TASK OBJECTIVE: Transcribe the material verbatim in full; the pictures do not belong in the copy.

━━ DATA LISTING

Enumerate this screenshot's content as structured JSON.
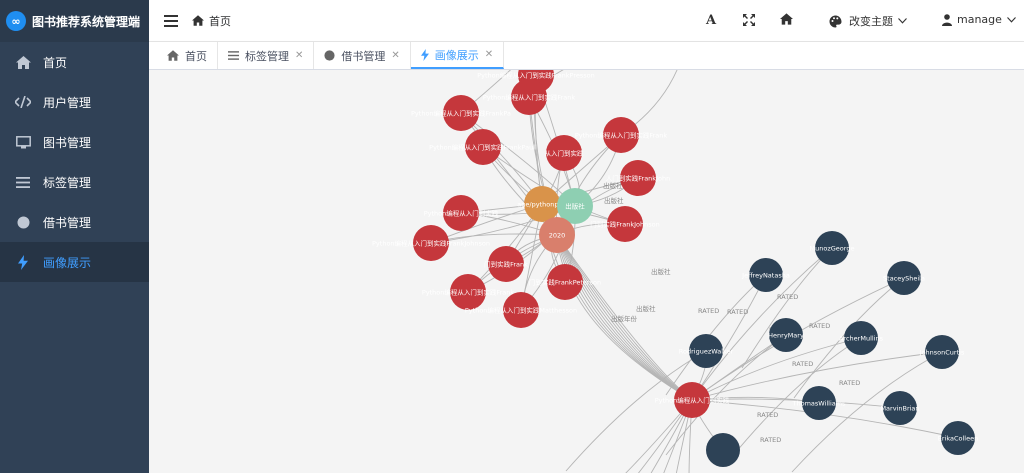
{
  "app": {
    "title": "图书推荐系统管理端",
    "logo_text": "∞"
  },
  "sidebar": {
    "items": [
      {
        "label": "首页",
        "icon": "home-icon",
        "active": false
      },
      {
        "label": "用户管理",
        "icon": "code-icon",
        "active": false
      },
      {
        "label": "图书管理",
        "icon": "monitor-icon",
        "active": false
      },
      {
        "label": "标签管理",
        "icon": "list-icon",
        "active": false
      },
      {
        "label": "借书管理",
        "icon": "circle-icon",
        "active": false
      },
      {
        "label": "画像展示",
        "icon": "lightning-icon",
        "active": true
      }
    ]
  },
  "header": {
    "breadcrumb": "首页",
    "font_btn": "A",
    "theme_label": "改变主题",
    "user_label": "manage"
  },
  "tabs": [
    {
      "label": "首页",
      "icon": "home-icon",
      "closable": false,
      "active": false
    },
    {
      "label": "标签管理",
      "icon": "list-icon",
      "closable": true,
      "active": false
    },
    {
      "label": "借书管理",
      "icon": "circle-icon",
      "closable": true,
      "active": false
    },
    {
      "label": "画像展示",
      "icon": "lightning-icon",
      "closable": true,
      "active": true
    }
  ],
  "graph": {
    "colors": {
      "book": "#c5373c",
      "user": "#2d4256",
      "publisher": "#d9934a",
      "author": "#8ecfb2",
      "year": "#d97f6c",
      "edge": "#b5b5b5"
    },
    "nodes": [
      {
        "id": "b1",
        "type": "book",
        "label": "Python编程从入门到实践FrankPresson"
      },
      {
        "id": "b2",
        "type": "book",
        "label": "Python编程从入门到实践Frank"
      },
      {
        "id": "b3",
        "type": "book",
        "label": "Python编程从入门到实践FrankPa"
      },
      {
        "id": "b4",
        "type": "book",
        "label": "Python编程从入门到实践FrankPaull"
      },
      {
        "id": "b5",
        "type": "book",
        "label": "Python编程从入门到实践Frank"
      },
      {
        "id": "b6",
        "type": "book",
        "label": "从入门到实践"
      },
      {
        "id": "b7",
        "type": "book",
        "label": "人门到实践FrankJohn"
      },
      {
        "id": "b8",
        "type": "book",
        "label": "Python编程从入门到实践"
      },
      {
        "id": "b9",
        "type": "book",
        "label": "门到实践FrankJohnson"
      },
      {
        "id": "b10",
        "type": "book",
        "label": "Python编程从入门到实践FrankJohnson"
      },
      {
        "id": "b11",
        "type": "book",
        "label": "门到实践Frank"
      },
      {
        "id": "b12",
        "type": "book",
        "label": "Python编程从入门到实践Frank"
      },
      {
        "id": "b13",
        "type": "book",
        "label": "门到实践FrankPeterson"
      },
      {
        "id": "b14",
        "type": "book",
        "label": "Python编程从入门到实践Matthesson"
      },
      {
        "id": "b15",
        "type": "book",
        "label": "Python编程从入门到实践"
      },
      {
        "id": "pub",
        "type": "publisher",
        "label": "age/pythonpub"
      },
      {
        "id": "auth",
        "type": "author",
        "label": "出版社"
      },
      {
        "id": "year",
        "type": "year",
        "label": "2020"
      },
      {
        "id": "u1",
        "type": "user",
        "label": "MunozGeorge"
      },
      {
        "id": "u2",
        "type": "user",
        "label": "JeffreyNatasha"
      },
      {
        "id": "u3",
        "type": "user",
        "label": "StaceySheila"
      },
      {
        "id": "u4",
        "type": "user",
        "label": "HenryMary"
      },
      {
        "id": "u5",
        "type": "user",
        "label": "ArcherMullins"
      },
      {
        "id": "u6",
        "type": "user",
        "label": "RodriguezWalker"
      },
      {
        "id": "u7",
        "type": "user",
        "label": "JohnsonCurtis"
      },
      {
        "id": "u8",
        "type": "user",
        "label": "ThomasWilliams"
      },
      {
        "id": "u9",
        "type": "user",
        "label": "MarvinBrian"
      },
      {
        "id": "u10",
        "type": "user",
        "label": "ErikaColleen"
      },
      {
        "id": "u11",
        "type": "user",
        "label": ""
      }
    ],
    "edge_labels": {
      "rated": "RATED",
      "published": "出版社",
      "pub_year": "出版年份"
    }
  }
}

━━━━

SOLUTION FOR THIS TASK:
Enumerate this screenshot's content as structured JSON.
{
  "app": {
    "title": "图书推荐系统管理端",
    "logo_text": "∞"
  },
  "sidebar": {
    "items": [
      {
        "label": "首页",
        "icon": "home-icon",
        "active": false
      },
      {
        "label": "用户管理",
        "icon": "code-icon",
        "active": false
      },
      {
        "label": "图书管理",
        "icon": "monitor-icon",
        "active": false
      },
      {
        "label": "标签管理",
        "icon": "list-icon",
        "active": false
      },
      {
        "label": "借书管理",
        "icon": "circle-icon",
        "active": false
      },
      {
        "label": "画像展示",
        "icon": "lightning-icon",
        "active": true
      }
    ]
  },
  "header": {
    "breadcrumb": "首页",
    "font_btn": "A",
    "theme_label": "改变主题",
    "user_label": "manage"
  },
  "tabs": [
    {
      "label": "首页",
      "icon": "home-icon",
      "closable": false,
      "active": false
    },
    {
      "label": "标签管理",
      "icon": "list-icon",
      "closable": true,
      "active": false
    },
    {
      "label": "借书管理",
      "icon": "circle-icon",
      "closable": true,
      "active": false
    },
    {
      "label": "画像展示",
      "icon": "lightning-icon",
      "closable": true,
      "active": true
    }
  ],
  "graph": {
    "colors": {
      "book": "#c5373c",
      "user": "#2d4256",
      "publisher": "#d9934a",
      "author": "#8ecfb2",
      "year": "#d97f6c",
      "edge": "#b5b5b5"
    },
    "nodes": [
      {
        "id": "b1",
        "type": "book",
        "label": "Python编程从入门到实践FrankPresson"
      },
      {
        "id": "b2",
        "type": "book",
        "label": "Python编程从入门到实践Frank"
      },
      {
        "id": "b3",
        "type": "book",
        "label": "Python编程从入门到实践FrankPa"
      },
      {
        "id": "b4",
        "type": "book",
        "label": "Python编程从入门到实践FrankPaull"
      },
      {
        "id": "b5",
        "type": "book",
        "label": "Python编程从入门到实践Frank"
      },
      {
        "id": "b6",
        "type": "book",
        "label": "从入门到实践"
      },
      {
        "id": "b7",
        "type": "book",
        "label": "人门到实践FrankJohn"
      },
      {
        "id": "b8",
        "type": "book",
        "label": "Python编程从入门到实践"
      },
      {
        "id": "b9",
        "type": "book",
        "label": "门到实践FrankJohnson"
      },
      {
        "id": "b10",
        "type": "book",
        "label": "Python编程从入门到实践FrankJohnson"
      },
      {
        "id": "b11",
        "type": "book",
        "label": "门到实践Frank"
      },
      {
        "id": "b12",
        "type": "book",
        "label": "Python编程从入门到实践Frank"
      },
      {
        "id": "b13",
        "type": "book",
        "label": "门到实践FrankPeterson"
      },
      {
        "id": "b14",
        "type": "book",
        "label": "Python编程从入门到实践Matthesson"
      },
      {
        "id": "b15",
        "type": "book",
        "label": "Python编程从入门到实践"
      },
      {
        "id": "pub",
        "type": "publisher",
        "label": "age/pythonpub"
      },
      {
        "id": "auth",
        "type": "author",
        "label": "出版社"
      },
      {
        "id": "year",
        "type": "year",
        "label": "2020"
      },
      {
        "id": "u1",
        "type": "user",
        "label": "MunozGeorge"
      },
      {
        "id": "u2",
        "type": "user",
        "label": "JeffreyNatasha"
      },
      {
        "id": "u3",
        "type": "user",
        "label": "StaceySheila"
      },
      {
        "id": "u4",
        "type": "user",
        "label": "HenryMary"
      },
      {
        "id": "u5",
        "type": "user",
        "label": "ArcherMullins"
      },
      {
        "id": "u6",
        "type": "user",
        "label": "RodriguezWalker"
      },
      {
        "id": "u7",
        "type": "user",
        "label": "JohnsonCurtis"
      },
      {
        "id": "u8",
        "type": "user",
        "label": "ThomasWilliams"
      },
      {
        "id": "u9",
        "type": "user",
        "label": "MarvinBrian"
      },
      {
        "id": "u10",
        "type": "user",
        "label": "ErikaColleen"
      },
      {
        "id": "u11",
        "type": "user",
        "label": ""
      }
    ],
    "edge_labels": {
      "rated": "RATED",
      "published": "出版社",
      "pub_year": "出版年份"
    }
  }
}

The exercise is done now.